SOURCE TEXT:
┌──
CorrectNav: Self-Correction Flywheel Empowers Vision-Language-Action Navigation Model

TL;DR

CorrectNav introduces Self-correction Flywheel, a post-training paradigm that treats training-time navigation errors as valuable data to automatically generate self-correction samples. By detecting trajectory deviations, creating error-correcting trajectories and keyframe perception data, and iteratively retraining, the approach achieves state-of-the-art results on VLN-CE benchmarks with monocular RGB input. Real-world robot tests demonstrate robust error correction, obstacle avoidance, and long-instruction following, highlighting practical impact for embodied navigation. The work also provides a suite of navigation fine-tuning techniques and illustrates meaningful ablations and iterative improvements across flywheel cycles.

Abstract

Existing vision-and-language navigation models often deviate from the correct trajectory when executing instructions. However, these models lack effective error correction capability, hindering their recovery from errors. To address this challenge, we propose Self-correction Flywheel, a novel post-training paradigm. Instead of considering the model's error trajectories on the training set as a drawback, our paradigm emphasizes their significance as a valuable data source. We have developed a method to identify deviations in these error trajectories and devised innovative techniques to automatically generate self-correction data for perception and action. These self-correction data serve as fuel to power the model's continued training. The brilliance of our paradigm is revealed when we re-evaluate the model on the training set, uncovering new error trajectories. At this time, the self-correction flywheel begins to spin. Through multiple flywheel iterations, we progressively enhance our monocular RGB-based VLA navigation model CorrectNav. Experiments on R2R-CE and RxR-CE benchmarks show CorrectNav achieves new state-of-the-art success rates of 65.1% and 69.3%, surpassing prior best VLA navigation models by 8.2% and 16.4%. Real robot tests in various indoor and outdoor environments demonstrate \method's superior capability of error correction, dynamic obstacle avoidance, and long instruction following.
└──
STUDY MATERIAL:
┌──
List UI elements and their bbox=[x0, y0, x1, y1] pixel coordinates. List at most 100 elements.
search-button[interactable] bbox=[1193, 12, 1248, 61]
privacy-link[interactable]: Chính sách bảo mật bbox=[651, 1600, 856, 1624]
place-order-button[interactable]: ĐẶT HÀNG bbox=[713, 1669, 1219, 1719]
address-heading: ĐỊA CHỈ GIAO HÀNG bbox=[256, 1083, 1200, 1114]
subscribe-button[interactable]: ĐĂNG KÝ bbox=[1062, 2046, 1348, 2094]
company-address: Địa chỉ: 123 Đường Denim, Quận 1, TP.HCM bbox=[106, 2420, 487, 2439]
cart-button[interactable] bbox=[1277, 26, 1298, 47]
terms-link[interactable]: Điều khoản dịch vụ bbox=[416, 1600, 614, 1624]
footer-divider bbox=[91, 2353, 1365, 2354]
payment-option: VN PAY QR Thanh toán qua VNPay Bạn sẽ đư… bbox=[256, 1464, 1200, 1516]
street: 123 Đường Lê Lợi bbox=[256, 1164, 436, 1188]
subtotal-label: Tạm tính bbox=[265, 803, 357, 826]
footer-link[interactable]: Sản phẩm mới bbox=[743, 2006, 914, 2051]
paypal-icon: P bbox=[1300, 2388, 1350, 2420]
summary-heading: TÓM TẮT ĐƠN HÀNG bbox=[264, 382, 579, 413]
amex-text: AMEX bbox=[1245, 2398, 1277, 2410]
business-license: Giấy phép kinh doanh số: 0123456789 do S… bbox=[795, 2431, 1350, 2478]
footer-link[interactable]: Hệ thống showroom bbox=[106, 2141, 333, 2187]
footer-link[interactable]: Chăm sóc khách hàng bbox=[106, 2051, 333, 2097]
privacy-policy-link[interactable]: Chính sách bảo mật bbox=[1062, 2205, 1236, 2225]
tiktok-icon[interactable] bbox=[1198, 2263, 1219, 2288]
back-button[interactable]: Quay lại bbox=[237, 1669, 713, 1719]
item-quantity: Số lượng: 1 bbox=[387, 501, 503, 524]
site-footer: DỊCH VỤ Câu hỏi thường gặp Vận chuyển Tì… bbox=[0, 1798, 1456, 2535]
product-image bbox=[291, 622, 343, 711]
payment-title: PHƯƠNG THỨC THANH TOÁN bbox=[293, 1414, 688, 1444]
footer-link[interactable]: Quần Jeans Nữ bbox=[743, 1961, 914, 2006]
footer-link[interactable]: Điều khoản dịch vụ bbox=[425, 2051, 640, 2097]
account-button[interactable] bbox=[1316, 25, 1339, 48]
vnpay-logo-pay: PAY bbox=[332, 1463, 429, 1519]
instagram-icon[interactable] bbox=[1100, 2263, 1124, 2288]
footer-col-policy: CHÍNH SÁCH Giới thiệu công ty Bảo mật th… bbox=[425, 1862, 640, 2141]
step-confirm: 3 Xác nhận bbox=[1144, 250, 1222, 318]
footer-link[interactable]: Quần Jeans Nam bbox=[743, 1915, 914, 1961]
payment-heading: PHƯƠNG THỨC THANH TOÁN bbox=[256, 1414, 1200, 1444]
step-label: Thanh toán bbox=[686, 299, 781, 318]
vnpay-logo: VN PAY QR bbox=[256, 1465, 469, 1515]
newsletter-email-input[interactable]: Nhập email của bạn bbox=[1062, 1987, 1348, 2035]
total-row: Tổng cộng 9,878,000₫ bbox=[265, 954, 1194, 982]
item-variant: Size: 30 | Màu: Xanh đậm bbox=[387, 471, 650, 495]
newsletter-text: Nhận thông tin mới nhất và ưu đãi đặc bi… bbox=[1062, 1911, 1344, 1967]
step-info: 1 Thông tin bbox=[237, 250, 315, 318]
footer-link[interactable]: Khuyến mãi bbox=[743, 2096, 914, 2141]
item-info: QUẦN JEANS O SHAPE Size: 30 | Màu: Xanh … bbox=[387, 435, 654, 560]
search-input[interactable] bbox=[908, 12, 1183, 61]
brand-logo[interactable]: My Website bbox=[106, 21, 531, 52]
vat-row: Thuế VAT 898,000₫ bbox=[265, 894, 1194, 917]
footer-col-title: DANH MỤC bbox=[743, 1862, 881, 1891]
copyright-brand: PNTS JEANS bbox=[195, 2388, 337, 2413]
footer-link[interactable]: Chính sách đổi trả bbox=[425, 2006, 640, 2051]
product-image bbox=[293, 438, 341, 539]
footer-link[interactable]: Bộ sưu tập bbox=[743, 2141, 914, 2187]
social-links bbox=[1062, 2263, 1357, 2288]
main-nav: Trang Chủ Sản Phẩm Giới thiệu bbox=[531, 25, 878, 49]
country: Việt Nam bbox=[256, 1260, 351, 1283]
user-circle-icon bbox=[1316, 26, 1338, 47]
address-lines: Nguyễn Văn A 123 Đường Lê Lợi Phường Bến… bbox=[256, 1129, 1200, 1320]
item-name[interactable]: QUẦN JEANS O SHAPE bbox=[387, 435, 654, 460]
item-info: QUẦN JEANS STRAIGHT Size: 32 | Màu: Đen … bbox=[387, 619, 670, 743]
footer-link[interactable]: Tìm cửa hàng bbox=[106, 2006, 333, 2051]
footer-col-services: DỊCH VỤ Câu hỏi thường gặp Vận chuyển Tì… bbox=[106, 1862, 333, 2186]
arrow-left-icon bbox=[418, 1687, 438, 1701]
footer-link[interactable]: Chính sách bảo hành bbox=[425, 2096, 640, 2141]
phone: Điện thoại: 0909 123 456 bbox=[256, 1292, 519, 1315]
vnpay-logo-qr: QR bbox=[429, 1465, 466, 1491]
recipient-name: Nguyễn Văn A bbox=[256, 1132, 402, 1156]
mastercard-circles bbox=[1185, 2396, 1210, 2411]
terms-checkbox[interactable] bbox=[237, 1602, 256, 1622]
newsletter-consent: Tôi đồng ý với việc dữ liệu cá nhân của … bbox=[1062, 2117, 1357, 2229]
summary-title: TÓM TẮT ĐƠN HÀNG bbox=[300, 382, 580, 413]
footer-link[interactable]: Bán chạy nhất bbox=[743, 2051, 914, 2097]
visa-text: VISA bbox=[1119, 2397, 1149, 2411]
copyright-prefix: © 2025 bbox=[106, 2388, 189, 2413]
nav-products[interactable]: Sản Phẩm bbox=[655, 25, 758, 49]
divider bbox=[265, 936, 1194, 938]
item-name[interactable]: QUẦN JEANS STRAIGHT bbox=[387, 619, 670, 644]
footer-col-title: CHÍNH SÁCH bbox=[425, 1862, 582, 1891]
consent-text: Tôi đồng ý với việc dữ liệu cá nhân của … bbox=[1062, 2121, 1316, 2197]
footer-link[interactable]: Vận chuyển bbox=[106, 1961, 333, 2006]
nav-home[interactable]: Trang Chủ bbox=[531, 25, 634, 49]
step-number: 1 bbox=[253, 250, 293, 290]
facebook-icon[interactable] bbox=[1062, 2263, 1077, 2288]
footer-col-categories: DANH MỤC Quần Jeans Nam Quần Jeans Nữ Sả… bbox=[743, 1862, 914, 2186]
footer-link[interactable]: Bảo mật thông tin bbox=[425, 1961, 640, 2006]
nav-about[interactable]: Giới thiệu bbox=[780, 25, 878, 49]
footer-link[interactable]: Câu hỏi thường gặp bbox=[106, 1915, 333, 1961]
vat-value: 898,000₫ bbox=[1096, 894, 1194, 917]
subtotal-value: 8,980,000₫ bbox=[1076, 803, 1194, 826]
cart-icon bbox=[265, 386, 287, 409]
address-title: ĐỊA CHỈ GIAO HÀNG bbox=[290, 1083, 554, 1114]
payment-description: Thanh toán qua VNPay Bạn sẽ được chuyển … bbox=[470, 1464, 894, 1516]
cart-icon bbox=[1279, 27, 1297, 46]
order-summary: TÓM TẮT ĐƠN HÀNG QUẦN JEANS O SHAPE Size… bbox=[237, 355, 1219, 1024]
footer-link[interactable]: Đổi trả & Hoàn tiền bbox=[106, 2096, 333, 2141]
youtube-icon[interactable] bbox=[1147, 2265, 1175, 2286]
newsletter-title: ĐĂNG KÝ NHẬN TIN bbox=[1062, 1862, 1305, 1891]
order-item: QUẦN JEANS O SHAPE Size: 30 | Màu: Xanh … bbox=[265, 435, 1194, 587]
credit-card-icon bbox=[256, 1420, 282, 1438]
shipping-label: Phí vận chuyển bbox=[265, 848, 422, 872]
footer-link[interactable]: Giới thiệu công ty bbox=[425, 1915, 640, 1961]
└──
SET OF TASKS:
• 1. Using the CorrectNav text, decide whether each statement agrees with it: (a) CorrectNav works from monocular RGB input. (b) CorrectNav's success rate on RxR-CE is 65.1%. (c) The real robot tests took place only indoors. Answer yes or no for each and quote the deciding words.
• 2. The last sentence of the abstract in the CorrectNav text names what the real robot tests demonstrate. List every capability it gives.
• 3. Write the next passage of the CorrectNav text, continuing after the final sentence of its abstract.

RESULTS BY TASK:
• 1.
(a) Yes: "our monocular RGB-based VLA navigation model CorrectNav"
(b) No: "success rates of 65.1% and 69.3%" (65.1% is the R2R-CE figure, and 69.3% is the RxR-CE figure.)
(c) No: "in various indoor and outdoor environments"

• 2.
- error correction
- dynamic obstacle avoidance
- long instruction following

• 3.
Paper Structure

This paper contains 26 sections, 6 equations, 5 figures, 3 tables, 1 algorithm.

Figures (5)

  • Figure 1: Diverse Capabilities of CorrectNav. The model takes only monocular RGB video and language instructions as inputs, predicting navigation actions. Empowered by the Self-correction Flywheel post-training, CorrectNav not only maintains outstanding multimodal reasoning (Blue), but also displays improved deviation correction (Red), obstacle avoidance (Green), and complex action execution (Yellow).
  • Figure 2: The overview of CorrectNav training. CorrectNav is first finetuned on the navigation tasks (Left), including action prediction and instruction generation. To enhance vision diversity, we implement a suite of domain randomization strategies. Subsequently, CorrectNav is post-trained with our proposed Self-correction Flywheel paradigm (Right). This paradigm operates in a continuous loop of model evaluation, deviation detection, data creation, and continued training. Specifically, the data creation part can automatically collect error-correcting trajectory and keyframe perception data. Through multiple training iterations, CorrectNav can learn how to recover from deviations.
  • Figure 3: Case study about CorrectNav with and without Self-correction Flywheel post-training. Left Top: CorrectNav mistakenly enters the wrong path, loses the target, and then promptly turns back to return to the correct path. Right Top: CorrectNav first enters the front door, and after realizing there is no target (steps), it leaves and directly enters the correct side door. Vanilla CorrectNav fails in both cases.
  • Figure 4: CorrectNav's performance on R2R-CE and RxR-CE Val-Unseen splits over Self-correction Flywheel iterations.
  • Figure 5: Qualitative results from the real-world deployment of CorrectNav. (c)(d) The robot dynamically avoids pedestrians and obstacles, correctly passing through cluttered environments to reach the destination. (e)(f) The robot successfully recovers from a navigation error to complete a long-horizon instruction. (g) The robot completes outdoor long-distance navigation. Videos are shown on our project website.